Provided material:
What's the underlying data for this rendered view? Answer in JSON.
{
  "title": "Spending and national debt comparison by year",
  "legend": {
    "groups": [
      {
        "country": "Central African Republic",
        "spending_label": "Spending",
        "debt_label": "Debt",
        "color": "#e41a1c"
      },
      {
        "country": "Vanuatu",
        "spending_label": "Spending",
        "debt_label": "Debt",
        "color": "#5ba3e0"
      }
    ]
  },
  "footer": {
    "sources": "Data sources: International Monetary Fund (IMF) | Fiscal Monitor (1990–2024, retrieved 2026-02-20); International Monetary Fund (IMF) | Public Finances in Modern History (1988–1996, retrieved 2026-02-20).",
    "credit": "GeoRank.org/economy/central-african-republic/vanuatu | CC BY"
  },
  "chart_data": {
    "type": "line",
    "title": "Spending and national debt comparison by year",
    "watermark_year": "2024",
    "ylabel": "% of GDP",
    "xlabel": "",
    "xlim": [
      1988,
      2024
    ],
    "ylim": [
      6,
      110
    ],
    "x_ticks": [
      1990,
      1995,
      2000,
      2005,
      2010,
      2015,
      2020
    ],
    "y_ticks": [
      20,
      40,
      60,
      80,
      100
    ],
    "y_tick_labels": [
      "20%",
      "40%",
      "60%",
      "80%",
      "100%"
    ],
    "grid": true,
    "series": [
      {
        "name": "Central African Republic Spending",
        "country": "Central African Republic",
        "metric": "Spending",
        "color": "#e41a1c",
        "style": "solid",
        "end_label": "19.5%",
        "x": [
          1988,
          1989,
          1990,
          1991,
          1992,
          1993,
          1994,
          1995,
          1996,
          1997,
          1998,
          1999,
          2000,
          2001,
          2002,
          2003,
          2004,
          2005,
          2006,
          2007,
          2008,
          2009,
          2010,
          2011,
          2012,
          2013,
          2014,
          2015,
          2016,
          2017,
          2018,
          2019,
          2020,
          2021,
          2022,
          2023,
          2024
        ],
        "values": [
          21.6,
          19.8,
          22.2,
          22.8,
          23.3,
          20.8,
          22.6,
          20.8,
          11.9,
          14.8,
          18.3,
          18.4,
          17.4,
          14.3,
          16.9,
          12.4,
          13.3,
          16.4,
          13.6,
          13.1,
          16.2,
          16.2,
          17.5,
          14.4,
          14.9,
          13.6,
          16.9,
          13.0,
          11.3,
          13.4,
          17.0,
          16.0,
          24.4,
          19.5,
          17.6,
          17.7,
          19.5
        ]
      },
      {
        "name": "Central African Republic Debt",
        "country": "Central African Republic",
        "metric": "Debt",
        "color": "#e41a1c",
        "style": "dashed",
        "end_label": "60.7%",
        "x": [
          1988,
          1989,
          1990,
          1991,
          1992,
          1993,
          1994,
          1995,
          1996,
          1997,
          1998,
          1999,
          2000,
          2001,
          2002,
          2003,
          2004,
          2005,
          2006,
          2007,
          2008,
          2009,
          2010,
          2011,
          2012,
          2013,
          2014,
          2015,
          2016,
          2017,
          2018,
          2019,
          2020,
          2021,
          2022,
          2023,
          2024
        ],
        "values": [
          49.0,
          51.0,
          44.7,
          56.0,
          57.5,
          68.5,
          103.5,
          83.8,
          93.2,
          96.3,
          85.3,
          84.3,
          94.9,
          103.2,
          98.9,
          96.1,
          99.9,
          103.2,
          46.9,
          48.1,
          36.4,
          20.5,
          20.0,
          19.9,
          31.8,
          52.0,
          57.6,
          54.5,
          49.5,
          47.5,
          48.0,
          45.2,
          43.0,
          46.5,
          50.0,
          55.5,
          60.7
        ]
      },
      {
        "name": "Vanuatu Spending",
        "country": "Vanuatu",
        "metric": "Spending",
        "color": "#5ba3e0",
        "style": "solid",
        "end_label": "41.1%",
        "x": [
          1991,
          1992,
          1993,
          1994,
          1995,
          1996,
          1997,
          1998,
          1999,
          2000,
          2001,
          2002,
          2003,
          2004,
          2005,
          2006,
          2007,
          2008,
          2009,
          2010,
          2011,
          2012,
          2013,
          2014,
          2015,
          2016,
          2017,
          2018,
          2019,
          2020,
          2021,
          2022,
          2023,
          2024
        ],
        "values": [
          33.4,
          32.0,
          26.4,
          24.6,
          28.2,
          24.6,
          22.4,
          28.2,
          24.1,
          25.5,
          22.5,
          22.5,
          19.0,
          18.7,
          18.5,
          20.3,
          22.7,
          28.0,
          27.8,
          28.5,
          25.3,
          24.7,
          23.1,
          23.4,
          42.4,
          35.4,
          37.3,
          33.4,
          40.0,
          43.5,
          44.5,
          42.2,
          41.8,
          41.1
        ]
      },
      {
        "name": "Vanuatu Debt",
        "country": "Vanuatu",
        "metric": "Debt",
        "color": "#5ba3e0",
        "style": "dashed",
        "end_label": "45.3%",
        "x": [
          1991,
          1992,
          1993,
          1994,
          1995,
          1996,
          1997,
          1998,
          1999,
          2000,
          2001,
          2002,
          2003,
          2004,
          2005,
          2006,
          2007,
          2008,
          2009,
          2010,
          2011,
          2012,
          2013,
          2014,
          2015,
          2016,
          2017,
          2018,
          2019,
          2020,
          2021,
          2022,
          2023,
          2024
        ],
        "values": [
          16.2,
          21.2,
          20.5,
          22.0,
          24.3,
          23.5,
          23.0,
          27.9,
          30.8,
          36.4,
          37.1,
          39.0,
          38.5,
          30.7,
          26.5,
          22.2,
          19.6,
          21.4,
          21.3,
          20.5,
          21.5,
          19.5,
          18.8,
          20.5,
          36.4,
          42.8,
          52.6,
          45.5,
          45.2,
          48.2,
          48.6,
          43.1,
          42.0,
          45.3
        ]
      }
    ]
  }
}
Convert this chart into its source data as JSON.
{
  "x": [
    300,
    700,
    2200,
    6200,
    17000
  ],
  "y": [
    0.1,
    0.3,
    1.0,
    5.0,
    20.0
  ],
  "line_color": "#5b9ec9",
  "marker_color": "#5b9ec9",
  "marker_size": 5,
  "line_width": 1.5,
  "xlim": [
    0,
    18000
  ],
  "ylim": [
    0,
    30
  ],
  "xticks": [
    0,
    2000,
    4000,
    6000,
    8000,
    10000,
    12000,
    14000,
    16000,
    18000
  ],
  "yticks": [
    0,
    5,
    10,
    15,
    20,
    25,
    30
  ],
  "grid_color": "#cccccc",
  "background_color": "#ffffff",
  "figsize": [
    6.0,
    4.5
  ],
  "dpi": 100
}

Directions for this task:
Using the listing above, please repeat every entry exactly.

Response below:
What's the underlying data for this rendered view? Answer in JSON.
{
  "title": "Spending and national debt comparison by year",
  "legend": {
    "groups": [
      {
        "country": "Central African Republic",
        "spending_label": "Spending",
        "debt_label": "Debt",
        "color": "#e41a1c"
      },
      {
        "country": "Vanuatu",
        "spending_label": "Spending",
        "debt_label": "Debt",
        "color": "#5ba3e0"
      }
    ]
  },
  "footer": {
    "sources": "Data sources: International Monetary Fund (IMF) | Fiscal Monitor (1990–2024, retrieved 2026-02-20); International Monetary Fund (IMF) | Public Finances in Modern History (1988–1996, retrieved 2026-02-20).",
    "credit": "GeoRank.org/economy/central-african-republic/vanuatu | CC BY"
  },
  "chart_data": {
    "type": "line",
    "title": "Spending and national debt comparison by year",
    "watermark_year": "2024",
    "ylabel": "% of GDP",
    "xlabel": "",
    "xlim": [
      1988,
      2024
    ],
    "ylim": [
      6,
      110
    ],
    "x_ticks": [
      1990,
      1995,
      2000,
      2005,
      2010,
      2015,
      2020
    ],
    "y_ticks": [
      20,
      40,
      60,
      80,
      100
    ],
    "y_tick_labels": [
      "20%",
      "40%",
      "60%",
      "80%",
      "100%"
    ],
    "grid": true,
    "series": [
      {
        "name": "Central African Republic Spending",
        "country": "Central African Republic",
        "metric": "Spending",
        "color": "#e41a1c",
        "style": "solid",
        "end_label": "19.5%",
        "x": [
          1988,
          1989,
          1990,
          1991,
          1992,
          1993,
          1994,
          1995,
          1996,
          1997,
          1998,
          1999,
          2000,
          2001,
          2002,
          2003,
          2004,
          2005,
          2006,
          2007,
          2008,
          2009,
          2010,
          2011,
          2012,
          2013,
          2014,
          2015,
          2016,
          2017,
          2018,
          2019,
          2020,
          2021,
          2022,
          2023,
          2024
        ],
        "values": [
          21.6,
          19.8,
          22.2,
          22.8,
          23.3,
          20.8,
          22.6,
          20.8,
          11.9,
          14.8,
          18.3,
          18.4,
          17.4,
          14.3,
          16.9,
          12.4,
          13.3,
          16.4,
          13.6,
          13.1,
          16.2,
          16.2,
          17.5,
          14.4,
          14.9,
          13.6,
          16.9,
          13.0,
          11.3,
          13.4,
          17.0,
          16.0,
          24.4,
          19.5,
          17.6,
          17.7,
          19.5
        ]
      },
      {
        "name": "Central African Republic Debt",
        "country": "Central African Republic",
        "metric": "Debt",
        "color": "#e41a1c",
        "style": "dashed",
        "end_label": "60.7%",
        "x": [
          1988,
          1989,
          1990,
          1991,
          1992,
          1993,
          1994,
          1995,
          1996,
          1997,
          1998,
          1999,
          2000,
          2001,
          2002,
          2003,
          2004,
          2005,
          2006,
          2007,
          2008,
          2009,
          2010,
          2011,
          2012,
          2013,
          2014,
          2015,
          2016,
          2017,
          2018,
          2019,
          2020,
          2021,
          2022,
          2023,
          2024
        ],
        "values": [
          49.0,
          51.0,
          44.7,
          56.0,
          57.5,
          68.5,
          103.5,
          83.8,
          93.2,
          96.3,
          85.3,
          84.3,
          94.9,
          103.2,
          98.9,
          96.1,
          99.9,
          103.2,
          46.9,
          48.1,
          36.4,
          20.5,
          20.0,
          19.9,
          31.8,
          52.0,
          57.6,
          54.5,
          49.5,
          47.5,
          48.0,
          45.2,
          43.0,
          46.5,
          50.0,
          55.5,
          60.7
        ]
      },
      {
        "name": "Vanuatu Spending",
        "country": "Vanuatu",
        "metric": "Spending",
        "color": "#5ba3e0",
        "style": "solid",
        "end_label": "41.1%",
        "x": [
          1991,
          1992,
          1993,
          1994,
          1995,
          1996,
          1997,
          1998,
          1999,
          2000,
          2001,
          2002,
          2003,
          2004,
          2005,
          2006,
          2007,
          2008,
          2009,
          2010,
          2011,
          2012,
          2013,
          2014,
          2015,
          2016,
          2017,
          2018,
          2019,
          2020,
          2021,
          2022,
          2023,
          2024
        ],
        "values": [
          33.4,
          32.0,
          26.4,
          24.6,
          28.2,
          24.6,
          22.4,
          28.2,
          24.1,
          25.5,
          22.5,
          22.5,
          19.0,
          18.7,
          18.5,
          20.3,
          22.7,
          28.0,
          27.8,
          28.5,
          25.3,
          24.7,
          23.1,
          23.4,
          42.4,
          35.4,
          37.3,
          33.4,
          40.0,
          43.5,
          44.5,
          42.2,
          41.8,
          41.1
        ]
      },
      {
        "name": "Vanuatu Debt",
        "country": "Vanuatu",
        "metric": "Debt",
        "color": "#5ba3e0",
        "style": "dashed",
        "end_label": "45.3%",
        "x": [
          1991,
          1992,
          1993,
          1994,
          1995,
          1996,
          1997,
          1998,
          1999,
          2000,
          2001,
          2002,
          2003,
          2004,
          2005,
          2006,
          2007,
          2008,
          2009,
          2010,
          2011,
          2012,
          2013,
          2014,
          2015,
          2016,
          2017,
          2018,
          2019,
          2020,
          2021,
          2022,
          2023,
          2024
        ],
        "values": [
          16.2,
          21.2,
          20.5,
          22.0,
          24.3,
          23.5,
          23.0,
          27.9,
          30.8,
          36.4,
          37.1,
          39.0,
          38.5,
          30.7,
          26.5,
          22.2,
          19.6,
          21.4,
          21.3,
          20.5,
          21.5,
          19.5,
          18.8,
          20.5,
          36.4,
          42.8,
          52.6,
          45.5,
          45.2,
          48.2,
          48.6,
          43.1,
          42.0,
          45.3
        ]
      }
    ]
  }
}
Convert this chart into its source data as JSON.
{
  "x": [
    300,
    700,
    2200,
    6200,
    17000
  ],
  "y": [
    0.1,
    0.3,
    1.0,
    5.0,
    20.0
  ],
  "line_color": "#5b9ec9",
  "marker_color": "#5b9ec9",
  "marker_size": 5,
  "line_width": 1.5,
  "xlim": [
    0,
    18000
  ],
  "ylim": [
    0,
    30
  ],
  "xticks": [
    0,
    2000,
    4000,
    6000,
    8000,
    10000,
    12000,
    14000,
    16000,
    18000
  ],
  "yticks": [
    0,
    5,
    10,
    15,
    20,
    25,
    30
  ],
  "grid_color": "#cccccc",
  "background_color": "#ffffff",
  "figsize": [
    6.0,
    4.5
  ],
  "dpi": 100
}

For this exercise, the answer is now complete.